# Your instructions:
Lines holding the string "series" are the ones to copy from this listing.

# Dataset records:

▼

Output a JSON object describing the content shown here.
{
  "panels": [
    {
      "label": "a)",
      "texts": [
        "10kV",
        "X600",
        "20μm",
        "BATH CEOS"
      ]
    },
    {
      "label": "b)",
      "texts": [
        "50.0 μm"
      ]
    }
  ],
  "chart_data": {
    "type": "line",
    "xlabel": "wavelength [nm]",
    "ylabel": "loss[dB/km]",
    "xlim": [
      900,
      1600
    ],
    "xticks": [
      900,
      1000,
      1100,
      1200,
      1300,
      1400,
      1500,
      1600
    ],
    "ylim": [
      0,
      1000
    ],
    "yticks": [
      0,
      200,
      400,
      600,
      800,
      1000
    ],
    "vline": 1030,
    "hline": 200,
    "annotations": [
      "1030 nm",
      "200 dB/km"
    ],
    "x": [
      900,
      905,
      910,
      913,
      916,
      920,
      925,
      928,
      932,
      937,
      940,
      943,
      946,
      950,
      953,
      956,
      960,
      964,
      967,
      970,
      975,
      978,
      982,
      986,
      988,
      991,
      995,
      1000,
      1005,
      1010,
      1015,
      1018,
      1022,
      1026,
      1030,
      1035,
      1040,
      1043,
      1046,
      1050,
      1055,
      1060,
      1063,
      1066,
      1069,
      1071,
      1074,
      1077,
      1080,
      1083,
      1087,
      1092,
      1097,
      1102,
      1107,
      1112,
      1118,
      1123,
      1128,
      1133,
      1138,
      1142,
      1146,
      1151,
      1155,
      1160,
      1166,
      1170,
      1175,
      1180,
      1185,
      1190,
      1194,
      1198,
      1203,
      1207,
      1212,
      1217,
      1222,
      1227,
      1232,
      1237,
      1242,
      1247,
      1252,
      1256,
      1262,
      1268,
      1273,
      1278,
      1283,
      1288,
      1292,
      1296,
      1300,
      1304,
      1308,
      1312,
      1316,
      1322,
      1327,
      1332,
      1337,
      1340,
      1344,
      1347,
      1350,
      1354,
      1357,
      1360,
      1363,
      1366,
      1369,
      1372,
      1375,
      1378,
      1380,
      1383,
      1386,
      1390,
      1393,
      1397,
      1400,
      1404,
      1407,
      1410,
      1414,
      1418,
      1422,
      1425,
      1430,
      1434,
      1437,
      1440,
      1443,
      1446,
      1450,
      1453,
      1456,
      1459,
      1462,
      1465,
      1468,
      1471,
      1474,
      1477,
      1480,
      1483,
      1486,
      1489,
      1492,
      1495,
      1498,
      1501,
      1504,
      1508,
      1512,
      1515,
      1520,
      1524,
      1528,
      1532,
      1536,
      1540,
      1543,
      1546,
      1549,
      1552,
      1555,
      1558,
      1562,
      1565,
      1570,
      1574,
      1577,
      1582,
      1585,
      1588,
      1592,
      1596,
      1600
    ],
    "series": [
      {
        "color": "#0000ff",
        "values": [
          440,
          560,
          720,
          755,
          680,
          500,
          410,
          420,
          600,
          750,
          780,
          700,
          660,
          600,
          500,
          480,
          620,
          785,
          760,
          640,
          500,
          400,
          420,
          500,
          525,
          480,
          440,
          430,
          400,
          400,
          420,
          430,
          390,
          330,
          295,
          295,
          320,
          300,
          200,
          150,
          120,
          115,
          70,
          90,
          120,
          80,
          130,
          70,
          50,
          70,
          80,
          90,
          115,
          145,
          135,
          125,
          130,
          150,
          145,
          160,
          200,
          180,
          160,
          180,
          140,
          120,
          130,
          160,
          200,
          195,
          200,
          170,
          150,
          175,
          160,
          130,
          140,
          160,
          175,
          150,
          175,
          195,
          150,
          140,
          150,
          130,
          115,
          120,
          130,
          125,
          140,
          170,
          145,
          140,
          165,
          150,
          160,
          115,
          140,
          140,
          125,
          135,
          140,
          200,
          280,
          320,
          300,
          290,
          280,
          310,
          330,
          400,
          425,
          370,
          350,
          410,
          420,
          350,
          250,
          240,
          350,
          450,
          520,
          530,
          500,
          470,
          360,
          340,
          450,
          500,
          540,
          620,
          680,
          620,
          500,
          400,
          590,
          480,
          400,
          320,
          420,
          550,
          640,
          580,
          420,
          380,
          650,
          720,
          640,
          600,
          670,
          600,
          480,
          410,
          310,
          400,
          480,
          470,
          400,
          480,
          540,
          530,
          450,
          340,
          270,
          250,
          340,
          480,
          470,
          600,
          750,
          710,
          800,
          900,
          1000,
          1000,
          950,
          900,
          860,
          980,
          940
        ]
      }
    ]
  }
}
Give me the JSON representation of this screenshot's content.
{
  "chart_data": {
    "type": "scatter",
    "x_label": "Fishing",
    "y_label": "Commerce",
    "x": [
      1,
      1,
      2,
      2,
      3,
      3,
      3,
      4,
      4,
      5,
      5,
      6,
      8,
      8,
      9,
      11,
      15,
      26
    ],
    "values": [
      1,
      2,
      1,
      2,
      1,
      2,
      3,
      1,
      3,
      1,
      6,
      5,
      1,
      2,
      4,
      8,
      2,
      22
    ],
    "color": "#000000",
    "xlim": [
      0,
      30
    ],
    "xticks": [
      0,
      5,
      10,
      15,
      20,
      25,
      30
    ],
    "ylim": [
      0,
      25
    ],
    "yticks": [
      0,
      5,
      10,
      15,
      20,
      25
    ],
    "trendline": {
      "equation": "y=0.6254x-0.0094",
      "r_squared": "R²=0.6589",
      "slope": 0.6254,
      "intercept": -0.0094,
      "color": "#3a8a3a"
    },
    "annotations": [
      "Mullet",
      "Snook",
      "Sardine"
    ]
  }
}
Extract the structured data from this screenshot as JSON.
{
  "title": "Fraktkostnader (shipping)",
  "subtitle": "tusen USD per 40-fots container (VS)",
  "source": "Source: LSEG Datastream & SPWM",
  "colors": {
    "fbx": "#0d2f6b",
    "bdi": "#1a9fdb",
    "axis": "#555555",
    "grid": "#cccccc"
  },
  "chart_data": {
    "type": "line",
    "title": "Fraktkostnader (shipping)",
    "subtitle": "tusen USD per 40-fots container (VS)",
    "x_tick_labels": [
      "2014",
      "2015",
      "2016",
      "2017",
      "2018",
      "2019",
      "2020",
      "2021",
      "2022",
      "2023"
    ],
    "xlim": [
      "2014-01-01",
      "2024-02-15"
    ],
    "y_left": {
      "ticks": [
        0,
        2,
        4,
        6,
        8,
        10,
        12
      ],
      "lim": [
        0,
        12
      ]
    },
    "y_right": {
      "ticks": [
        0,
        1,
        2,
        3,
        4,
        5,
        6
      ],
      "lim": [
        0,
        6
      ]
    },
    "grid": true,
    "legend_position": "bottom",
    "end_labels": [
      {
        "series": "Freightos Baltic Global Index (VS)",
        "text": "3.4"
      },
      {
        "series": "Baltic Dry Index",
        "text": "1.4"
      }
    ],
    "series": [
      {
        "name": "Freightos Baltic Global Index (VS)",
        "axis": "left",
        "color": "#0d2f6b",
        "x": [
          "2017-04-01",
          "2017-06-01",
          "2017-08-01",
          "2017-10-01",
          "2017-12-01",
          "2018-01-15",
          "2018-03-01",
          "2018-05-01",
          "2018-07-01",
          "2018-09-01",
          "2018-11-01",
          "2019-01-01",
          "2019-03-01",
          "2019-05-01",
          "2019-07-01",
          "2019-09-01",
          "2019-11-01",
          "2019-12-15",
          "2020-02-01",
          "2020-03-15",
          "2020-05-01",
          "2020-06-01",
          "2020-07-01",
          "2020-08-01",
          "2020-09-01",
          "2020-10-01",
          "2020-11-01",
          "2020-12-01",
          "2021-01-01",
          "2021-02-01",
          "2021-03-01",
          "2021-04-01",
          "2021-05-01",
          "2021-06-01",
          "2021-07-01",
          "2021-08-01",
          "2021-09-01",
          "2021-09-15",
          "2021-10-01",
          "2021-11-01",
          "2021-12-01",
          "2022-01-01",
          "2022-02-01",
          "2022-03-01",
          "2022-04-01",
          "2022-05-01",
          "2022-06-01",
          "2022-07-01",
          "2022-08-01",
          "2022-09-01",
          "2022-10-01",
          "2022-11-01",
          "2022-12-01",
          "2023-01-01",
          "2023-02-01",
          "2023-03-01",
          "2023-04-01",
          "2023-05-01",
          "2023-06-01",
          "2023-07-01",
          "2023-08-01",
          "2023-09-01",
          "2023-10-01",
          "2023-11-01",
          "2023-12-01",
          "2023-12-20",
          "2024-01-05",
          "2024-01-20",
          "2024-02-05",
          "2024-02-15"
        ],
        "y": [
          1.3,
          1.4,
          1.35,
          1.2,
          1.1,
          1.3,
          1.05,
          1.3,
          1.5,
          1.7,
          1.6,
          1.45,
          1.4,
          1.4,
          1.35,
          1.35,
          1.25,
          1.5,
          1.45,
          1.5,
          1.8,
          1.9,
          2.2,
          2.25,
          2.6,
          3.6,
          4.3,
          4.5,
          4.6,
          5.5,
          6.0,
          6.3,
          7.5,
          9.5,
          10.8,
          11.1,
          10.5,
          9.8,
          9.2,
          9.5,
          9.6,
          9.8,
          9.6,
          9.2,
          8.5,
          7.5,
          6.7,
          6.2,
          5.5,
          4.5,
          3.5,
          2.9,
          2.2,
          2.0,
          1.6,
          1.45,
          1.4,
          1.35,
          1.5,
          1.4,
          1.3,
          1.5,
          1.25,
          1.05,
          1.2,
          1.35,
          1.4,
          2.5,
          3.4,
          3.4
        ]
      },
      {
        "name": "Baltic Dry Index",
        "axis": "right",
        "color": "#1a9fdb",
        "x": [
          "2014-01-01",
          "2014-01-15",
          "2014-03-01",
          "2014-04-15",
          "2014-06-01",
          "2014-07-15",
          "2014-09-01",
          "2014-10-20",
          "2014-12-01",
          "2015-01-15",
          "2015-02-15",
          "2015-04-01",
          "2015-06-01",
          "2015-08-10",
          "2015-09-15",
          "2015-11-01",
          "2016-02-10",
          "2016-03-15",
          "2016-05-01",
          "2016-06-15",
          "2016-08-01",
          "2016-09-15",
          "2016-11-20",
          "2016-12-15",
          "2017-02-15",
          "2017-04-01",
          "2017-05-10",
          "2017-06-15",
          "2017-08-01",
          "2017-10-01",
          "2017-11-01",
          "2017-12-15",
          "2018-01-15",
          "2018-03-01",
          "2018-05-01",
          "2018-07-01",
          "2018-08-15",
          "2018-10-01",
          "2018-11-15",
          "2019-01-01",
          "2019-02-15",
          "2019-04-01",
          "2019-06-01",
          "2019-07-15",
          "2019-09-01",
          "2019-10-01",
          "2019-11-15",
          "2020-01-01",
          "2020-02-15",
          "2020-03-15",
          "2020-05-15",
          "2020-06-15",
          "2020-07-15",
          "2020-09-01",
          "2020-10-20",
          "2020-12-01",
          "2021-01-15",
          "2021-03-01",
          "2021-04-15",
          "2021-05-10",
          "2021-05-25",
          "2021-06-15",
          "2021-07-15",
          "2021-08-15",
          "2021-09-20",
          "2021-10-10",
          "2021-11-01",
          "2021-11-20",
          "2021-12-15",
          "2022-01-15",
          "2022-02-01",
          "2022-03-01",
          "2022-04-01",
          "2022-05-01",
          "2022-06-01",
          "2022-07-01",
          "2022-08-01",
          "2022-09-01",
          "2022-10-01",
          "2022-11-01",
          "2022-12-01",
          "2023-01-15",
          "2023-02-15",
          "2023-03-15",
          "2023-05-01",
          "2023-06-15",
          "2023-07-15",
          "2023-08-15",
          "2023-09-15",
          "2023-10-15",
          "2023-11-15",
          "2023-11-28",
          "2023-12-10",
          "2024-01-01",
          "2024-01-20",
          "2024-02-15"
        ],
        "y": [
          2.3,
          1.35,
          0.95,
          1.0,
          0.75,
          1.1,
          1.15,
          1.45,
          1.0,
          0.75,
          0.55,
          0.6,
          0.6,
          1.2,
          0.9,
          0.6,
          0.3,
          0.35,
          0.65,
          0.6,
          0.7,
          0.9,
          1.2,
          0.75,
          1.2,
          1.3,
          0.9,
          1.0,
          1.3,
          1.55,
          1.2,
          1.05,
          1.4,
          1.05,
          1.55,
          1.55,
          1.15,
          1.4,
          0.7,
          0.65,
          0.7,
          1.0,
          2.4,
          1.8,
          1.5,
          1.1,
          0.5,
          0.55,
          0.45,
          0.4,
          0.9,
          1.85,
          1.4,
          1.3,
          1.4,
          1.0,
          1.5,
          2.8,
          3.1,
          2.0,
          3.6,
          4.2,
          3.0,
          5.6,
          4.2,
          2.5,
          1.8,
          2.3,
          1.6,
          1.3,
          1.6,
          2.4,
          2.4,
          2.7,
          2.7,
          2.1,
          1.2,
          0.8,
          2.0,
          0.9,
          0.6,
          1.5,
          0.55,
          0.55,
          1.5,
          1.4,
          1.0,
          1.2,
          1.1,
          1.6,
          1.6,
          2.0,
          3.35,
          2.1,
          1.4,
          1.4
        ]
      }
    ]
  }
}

▲

# Solution to this exercise:
    "series": [
        "series": "Freightos Baltic Global Index (VS)",
        "series": "Baltic Dry Index",
    "series": [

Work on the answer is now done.